- Saved entries:
-=-=-=-=-
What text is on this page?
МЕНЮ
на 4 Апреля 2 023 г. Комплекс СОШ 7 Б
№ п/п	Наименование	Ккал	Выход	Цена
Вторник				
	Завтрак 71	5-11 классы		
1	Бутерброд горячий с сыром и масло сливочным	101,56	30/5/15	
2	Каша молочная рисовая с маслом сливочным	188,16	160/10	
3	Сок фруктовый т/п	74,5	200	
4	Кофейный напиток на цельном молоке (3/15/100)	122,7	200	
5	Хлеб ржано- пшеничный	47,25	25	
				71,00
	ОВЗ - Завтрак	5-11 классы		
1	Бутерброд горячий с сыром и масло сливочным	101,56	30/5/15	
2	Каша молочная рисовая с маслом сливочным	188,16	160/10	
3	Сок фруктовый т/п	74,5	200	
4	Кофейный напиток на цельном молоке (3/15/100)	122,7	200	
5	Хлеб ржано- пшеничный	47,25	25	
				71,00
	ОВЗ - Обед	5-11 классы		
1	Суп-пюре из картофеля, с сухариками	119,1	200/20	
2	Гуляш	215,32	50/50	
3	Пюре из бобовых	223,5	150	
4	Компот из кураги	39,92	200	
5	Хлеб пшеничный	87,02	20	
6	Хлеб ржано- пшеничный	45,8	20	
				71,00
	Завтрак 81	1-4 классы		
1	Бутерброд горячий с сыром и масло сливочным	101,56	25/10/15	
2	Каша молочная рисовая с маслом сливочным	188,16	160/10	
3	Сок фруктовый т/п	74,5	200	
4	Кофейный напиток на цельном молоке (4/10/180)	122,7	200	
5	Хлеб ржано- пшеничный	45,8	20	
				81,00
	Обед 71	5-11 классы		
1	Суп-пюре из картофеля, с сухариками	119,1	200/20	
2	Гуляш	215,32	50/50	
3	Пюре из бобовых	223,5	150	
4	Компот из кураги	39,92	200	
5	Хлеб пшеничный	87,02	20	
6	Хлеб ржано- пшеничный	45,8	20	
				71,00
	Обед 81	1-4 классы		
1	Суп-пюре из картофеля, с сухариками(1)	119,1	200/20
-=-=-=-=-
- Exercise requirements: Set down all of the entries exactly, please.

- Response to the exercise:
What text is on this page?
МЕНЮ
на 4 Апреля 2 023 г. Комплекс СОШ 7 Б
№ п/п	Наименование	Ккал	Выход	Цена
Вторник				
	Завтрак 71	5-11 классы		
1	Бутерброд горячий с сыром и масло сливочным	101,56	30/5/15	
2	Каша молочная рисовая с маслом сливочным	188,16	160/10	
3	Сок фруктовый т/п	74,5	200	
4	Кофейный напиток на цельном молоке (3/15/100)	122,7	200	
5	Хлеб ржано- пшеничный	47,25	25	
				71,00
	ОВЗ - Завтрак	5-11 классы		
1	Бутерброд горячий с сыром и масло сливочным	101,56	30/5/15	
2	Каша молочная рисовая с маслом сливочным	188,16	160/10	
3	Сок фруктовый т/п	74,5	200	
4	Кофейный напиток на цельном молоке (3/15/100)	122,7	200	
5	Хлеб ржано- пшеничный	47,25	25	
				71,00
	ОВЗ - Обед	5-11 классы		
1	Суп-пюре из картофеля, с сухариками	119,1	200/20	
2	Гуляш	215,32	50/50	
3	Пюре из бобовых	223,5	150	
4	Компот из кураги	39,92	200	
5	Хлеб пшеничный	87,02	20	
6	Хлеб ржано- пшеничный	45,8	20	
				71,00
	Завтрак 81	1-4 классы		
1	Бутерброд горячий с сыром и масло сливочным	101,56	25/10/15	
2	Каша молочная рисовая с маслом сливочным	188,16	160/10	
3	Сок фруктовый т/п	74,5	200	
4	Кофейный напиток на цельном молоке (4/10/180)	122,7	200	
5	Хлеб ржано- пшеничный	45,8	20	
				81,00
	Обед 71	5-11 классы		
1	Суп-пюре из картофеля, с сухариками	119,1	200/20	
2	Гуляш	215,32	50/50	
3	Пюре из бобовых	223,5	150	
4	Компот из кураги	39,92	200	
5	Хлеб пшеничный	87,02	20	
6	Хлеб ржано- пшеничный	45,8	20	
				71,00
	Обед 81	1-4 классы		
1	Суп-пюре из картофеля, с сухариками(1)	119,1	200/20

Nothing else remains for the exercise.